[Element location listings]
==============================

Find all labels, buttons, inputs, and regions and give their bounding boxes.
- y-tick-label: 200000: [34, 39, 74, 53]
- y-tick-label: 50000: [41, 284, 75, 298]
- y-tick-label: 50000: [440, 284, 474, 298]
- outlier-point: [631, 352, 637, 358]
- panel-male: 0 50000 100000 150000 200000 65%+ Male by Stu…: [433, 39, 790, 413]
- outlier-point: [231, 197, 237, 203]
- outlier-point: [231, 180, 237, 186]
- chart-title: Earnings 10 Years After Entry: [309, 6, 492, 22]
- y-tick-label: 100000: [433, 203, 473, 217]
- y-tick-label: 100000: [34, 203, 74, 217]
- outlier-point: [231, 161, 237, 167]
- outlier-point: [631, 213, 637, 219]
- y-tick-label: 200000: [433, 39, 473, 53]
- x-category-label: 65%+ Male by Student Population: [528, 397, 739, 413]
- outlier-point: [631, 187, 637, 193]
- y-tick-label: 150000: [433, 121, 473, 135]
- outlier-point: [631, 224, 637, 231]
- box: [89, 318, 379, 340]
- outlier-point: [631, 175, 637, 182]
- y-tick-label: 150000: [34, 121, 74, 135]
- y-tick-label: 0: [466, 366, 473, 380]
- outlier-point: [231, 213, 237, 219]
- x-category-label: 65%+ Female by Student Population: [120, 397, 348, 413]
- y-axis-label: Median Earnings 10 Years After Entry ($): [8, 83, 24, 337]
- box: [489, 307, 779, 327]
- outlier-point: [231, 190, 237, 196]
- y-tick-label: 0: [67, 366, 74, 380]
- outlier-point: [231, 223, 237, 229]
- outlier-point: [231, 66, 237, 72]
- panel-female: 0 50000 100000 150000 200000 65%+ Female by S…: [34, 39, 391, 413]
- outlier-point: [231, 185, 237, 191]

==============================

### WRITTEN INSTRUCTION
Which rows above contain the word "Student", with case counting? Copy each such row in full.

### REPLY TO THE TASK
- x-category-label: 65%+ Male by Student Population: [528, 397, 739, 413]
- x-category-label: 65%+ Female by Student Population: [120, 397, 348, 413]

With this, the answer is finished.